[Extracted records]
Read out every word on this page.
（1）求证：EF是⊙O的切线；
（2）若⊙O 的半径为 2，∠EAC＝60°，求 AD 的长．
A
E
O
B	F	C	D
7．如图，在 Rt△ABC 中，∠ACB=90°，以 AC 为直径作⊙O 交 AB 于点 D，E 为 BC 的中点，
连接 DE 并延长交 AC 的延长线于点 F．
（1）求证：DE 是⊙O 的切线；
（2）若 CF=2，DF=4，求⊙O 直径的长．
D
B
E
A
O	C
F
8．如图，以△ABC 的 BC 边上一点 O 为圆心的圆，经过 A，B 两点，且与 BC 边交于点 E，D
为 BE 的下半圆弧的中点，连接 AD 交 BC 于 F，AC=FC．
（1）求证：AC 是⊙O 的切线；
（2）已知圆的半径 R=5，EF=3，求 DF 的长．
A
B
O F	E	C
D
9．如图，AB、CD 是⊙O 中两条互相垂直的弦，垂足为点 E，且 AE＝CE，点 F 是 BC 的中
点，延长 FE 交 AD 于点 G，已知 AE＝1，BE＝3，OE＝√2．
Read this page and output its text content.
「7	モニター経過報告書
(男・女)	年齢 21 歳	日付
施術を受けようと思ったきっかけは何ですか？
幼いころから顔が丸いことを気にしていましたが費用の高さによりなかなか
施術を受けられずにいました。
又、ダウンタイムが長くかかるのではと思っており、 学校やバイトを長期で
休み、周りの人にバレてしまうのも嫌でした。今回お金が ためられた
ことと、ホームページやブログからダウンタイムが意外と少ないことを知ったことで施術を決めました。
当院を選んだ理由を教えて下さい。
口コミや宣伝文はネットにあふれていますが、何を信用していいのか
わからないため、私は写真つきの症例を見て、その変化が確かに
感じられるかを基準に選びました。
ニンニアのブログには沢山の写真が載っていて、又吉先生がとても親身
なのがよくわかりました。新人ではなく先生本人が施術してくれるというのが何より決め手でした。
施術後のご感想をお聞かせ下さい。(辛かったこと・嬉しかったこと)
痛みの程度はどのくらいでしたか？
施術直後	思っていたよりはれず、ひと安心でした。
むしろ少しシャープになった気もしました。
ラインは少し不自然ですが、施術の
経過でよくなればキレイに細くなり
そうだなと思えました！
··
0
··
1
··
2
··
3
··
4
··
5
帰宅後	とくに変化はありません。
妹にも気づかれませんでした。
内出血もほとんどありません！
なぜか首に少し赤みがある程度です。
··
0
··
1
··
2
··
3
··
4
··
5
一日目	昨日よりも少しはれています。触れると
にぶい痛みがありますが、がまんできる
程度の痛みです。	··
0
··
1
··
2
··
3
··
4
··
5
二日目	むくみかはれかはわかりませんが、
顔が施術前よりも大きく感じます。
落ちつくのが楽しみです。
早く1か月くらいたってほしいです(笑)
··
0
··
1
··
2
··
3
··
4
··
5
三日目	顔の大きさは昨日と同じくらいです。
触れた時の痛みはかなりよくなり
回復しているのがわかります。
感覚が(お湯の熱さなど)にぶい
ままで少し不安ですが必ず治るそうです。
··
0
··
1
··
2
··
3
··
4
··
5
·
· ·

**Exercise aim:** From the entries above, return each line with the word "this" in it.

**Answer for the task:**
Read out every word on this page.
Read this page and output its text content.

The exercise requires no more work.